*PROBLEM STATEMENT:*
Search the listing below for the word "Grundlage" and return each line that contains it.
= Beginning of Section =
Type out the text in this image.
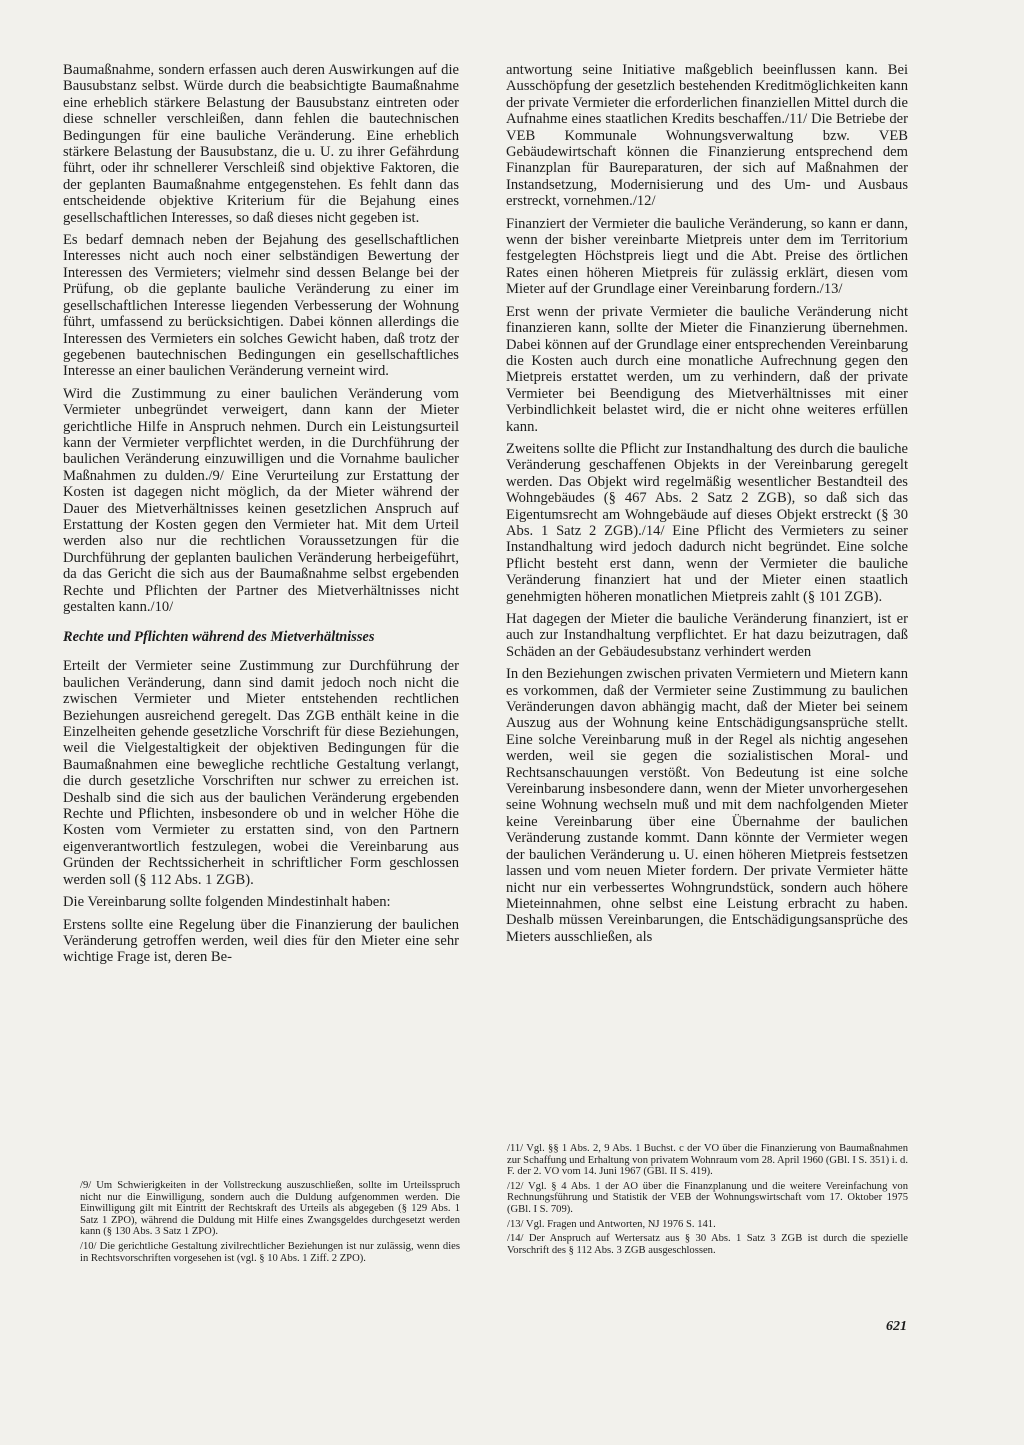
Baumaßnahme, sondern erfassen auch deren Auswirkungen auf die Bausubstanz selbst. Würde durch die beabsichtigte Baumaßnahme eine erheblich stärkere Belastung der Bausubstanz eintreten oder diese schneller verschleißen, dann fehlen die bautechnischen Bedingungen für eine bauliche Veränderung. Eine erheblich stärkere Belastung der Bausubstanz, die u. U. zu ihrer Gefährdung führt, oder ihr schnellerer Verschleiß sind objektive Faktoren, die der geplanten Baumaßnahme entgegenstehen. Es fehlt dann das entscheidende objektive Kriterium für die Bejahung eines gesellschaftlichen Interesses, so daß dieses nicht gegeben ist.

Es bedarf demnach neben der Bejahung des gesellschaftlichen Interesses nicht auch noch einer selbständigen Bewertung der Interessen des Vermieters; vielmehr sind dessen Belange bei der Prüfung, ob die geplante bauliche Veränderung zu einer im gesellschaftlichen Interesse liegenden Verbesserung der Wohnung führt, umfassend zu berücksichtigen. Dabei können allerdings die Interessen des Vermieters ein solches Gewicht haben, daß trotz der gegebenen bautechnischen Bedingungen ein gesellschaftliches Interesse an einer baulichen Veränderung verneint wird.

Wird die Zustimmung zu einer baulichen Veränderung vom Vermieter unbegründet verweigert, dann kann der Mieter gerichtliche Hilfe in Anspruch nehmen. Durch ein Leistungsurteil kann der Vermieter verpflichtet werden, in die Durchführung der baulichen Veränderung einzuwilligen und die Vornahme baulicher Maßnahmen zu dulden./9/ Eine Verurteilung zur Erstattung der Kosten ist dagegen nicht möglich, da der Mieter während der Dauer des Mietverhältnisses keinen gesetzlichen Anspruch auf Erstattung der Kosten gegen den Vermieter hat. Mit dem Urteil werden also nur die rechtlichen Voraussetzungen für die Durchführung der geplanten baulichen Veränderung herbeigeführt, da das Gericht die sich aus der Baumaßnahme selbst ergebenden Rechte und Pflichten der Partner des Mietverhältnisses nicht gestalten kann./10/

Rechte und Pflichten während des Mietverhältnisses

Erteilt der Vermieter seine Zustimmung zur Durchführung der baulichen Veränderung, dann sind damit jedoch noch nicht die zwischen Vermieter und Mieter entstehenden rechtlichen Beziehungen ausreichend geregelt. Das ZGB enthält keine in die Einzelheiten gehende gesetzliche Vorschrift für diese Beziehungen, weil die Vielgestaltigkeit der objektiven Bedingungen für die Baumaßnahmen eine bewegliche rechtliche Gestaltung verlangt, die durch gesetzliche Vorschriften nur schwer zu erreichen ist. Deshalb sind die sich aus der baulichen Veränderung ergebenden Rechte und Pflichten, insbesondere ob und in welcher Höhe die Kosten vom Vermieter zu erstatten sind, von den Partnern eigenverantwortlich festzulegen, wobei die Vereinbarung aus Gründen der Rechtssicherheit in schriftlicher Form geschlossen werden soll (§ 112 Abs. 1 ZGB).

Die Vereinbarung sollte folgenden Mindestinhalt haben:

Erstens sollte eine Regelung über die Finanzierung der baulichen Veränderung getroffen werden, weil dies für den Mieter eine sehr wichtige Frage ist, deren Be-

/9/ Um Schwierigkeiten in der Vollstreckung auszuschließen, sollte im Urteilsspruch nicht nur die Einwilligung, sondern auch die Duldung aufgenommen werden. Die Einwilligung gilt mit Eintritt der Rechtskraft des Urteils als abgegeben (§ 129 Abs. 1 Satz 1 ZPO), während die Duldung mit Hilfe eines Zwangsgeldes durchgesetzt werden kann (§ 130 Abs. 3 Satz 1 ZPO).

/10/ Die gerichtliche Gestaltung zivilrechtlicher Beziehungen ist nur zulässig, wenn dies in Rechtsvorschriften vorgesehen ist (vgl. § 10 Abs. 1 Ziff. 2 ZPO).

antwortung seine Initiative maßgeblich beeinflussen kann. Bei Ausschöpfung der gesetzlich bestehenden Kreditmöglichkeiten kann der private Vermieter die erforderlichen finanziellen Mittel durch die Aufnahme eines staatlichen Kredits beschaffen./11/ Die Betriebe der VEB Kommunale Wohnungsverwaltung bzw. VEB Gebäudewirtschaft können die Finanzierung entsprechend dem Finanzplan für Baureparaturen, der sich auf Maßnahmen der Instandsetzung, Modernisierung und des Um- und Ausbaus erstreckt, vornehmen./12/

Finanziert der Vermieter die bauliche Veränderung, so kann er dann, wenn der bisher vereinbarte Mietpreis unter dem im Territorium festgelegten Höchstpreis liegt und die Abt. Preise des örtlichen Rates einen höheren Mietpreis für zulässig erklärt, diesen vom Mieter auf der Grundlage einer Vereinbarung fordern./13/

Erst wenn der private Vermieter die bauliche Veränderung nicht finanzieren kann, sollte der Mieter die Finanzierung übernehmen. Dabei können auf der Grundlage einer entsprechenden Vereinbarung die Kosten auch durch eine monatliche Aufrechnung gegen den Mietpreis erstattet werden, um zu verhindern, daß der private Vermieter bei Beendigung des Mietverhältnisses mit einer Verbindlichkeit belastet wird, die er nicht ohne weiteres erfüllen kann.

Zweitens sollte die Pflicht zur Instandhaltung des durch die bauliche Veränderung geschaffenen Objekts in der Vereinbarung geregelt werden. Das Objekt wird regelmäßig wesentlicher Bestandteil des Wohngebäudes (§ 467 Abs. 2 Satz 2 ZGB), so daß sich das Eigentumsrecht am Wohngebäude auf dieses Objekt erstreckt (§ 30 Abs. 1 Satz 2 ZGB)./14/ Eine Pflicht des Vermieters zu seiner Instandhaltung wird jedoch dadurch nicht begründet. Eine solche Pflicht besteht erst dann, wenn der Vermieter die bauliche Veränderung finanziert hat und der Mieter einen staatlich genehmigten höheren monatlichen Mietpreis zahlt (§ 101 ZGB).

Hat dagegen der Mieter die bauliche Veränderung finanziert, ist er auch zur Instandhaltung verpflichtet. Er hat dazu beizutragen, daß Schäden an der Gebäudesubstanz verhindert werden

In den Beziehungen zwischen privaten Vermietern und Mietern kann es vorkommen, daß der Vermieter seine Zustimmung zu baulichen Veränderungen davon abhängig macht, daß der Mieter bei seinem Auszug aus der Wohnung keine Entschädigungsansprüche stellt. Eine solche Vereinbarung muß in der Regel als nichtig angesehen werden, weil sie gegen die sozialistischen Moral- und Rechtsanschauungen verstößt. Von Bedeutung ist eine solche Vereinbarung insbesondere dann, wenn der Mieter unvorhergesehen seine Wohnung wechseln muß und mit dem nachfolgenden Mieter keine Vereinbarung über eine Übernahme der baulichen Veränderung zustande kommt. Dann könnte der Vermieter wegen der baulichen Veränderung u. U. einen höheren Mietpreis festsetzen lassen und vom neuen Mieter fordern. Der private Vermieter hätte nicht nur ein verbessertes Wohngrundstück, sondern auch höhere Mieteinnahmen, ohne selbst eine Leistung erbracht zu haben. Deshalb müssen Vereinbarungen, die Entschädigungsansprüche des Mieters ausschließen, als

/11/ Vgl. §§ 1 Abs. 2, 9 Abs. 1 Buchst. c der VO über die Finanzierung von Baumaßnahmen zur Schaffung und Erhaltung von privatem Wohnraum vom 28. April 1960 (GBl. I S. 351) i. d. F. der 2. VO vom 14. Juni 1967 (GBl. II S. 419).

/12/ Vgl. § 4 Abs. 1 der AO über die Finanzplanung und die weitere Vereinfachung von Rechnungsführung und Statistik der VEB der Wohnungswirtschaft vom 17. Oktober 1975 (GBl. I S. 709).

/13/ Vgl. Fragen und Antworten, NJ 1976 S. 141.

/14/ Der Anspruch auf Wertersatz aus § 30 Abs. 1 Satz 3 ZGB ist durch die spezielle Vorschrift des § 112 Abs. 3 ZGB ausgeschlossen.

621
= End of Section =
*SOLUTION:*
Finanziert der Vermieter die bauliche Veränderung, so kann er dann, wenn der bisher vereinbarte Mietpreis unter dem im Territorium festgelegten Höchstpreis liegt und die Abt. Preise des örtlichen Rates einen höheren Mietpreis für zulässig erklärt, diesen vom Mieter auf der Grundlage einer Vereinbarung fordern./13/
Erst wenn der private Vermieter die bauliche Veränderung nicht finanzieren kann, sollte der Mieter die Finanzierung übernehmen. Dabei können auf der Grundlage einer entsprechenden Vereinbarung die Kosten auch durch eine monatliche Aufrechnung gegen den Mietpreis erstattet werden, um zu verhindern, daß der private Vermieter bei Beendigung des Mietverhältnisses mit einer Verbindlichkeit belastet wird, die er nicht ohne weiteres erfüllen kann.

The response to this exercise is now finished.